My rites have rights
Today I write of rites and rights. This phonetic pun is meant to catch your attention with a little pithy fun but there is an underlying truth that we must explore. It would seem that in this age we have sacrificed the right to rites in obeisance to the rite of rights. I’ll explain why I’m right.
In last week’s column, we examined the anti-miscegenation laws and eugenics which are the tap root to flower of the marriage license. While the marriage license is manifestation of deep seeded racism within certain political circles, it also shows that government has no business in the business of personal choice. Specifically, should government decide who should and shouldn’t get married and should it have the power to punish those who disagree with its decisions?
Anti-miscegenation laws were abolished to stop those who were using the power of government to implement their eugenic beliefs that blacks were an inferior race and should not enter into marriage with whites, which eugenic experts held as the purest highest race. Still, every culture has traditions and rites passed down to this day that encourage children to marry within their race. Should government make it their business to encourage “sensible” modifications to these cultural rites?

DATA BLOCK>
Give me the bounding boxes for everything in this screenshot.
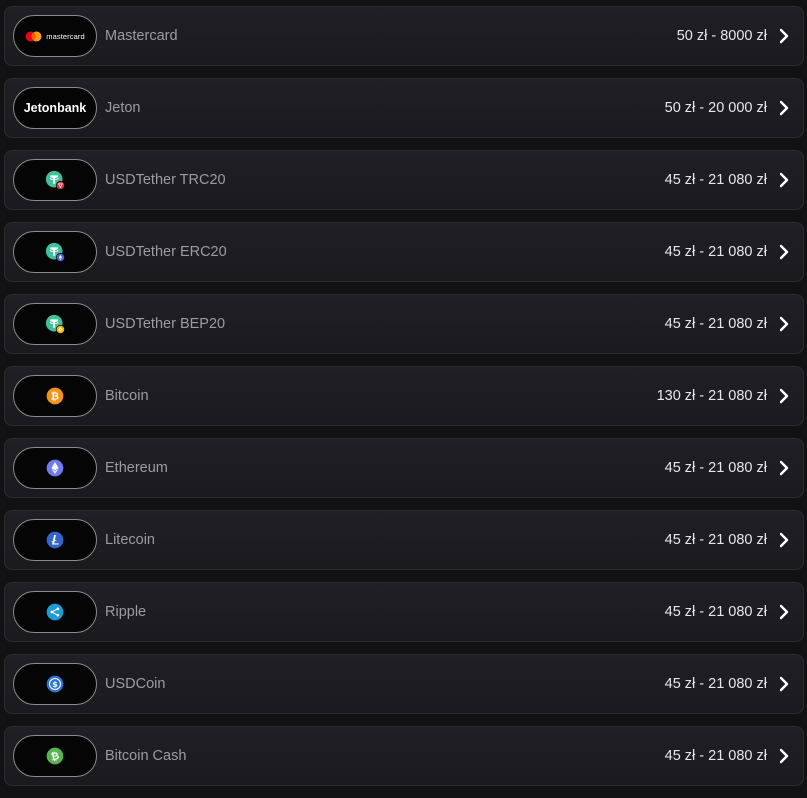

GIVEN EXERCISE> Retype the entire column on rites and rights word for word. The data above is separate material with no connection to the column on rites and rights.

RESPONSE TO THE TASK>
My rites have rights
Today I write of rites and rights. This phonetic pun is meant to catch your attention with a little pithy fun but there is an underlying truth that we must explore. It would seem that in this age we have sacrificed the right to rites in obeisance to the rite of rights. I’ll explain why I’m right.
In last week’s column, we examined the anti-miscegenation laws and eugenics which are the tap root to flower of the marriage license. While the marriage license is manifestation of deep seeded racism within certain political circles, it also shows that government has no business in the business of personal choice. Specifically, should government decide who should and shouldn’t get married and should it have the power to punish those who disagree with its decisions?
Anti-miscegenation laws were abolished to stop those who were using the power of government to implement their eugenic beliefs that blacks were an inferior race and should not enter into marriage with whites, which eugenic experts held as the purest highest race. Still, every culture has traditions and rites passed down to this day that encourage children to marry within their race. Should government make it their business to encourage “sensible” modifications to these cultural rites?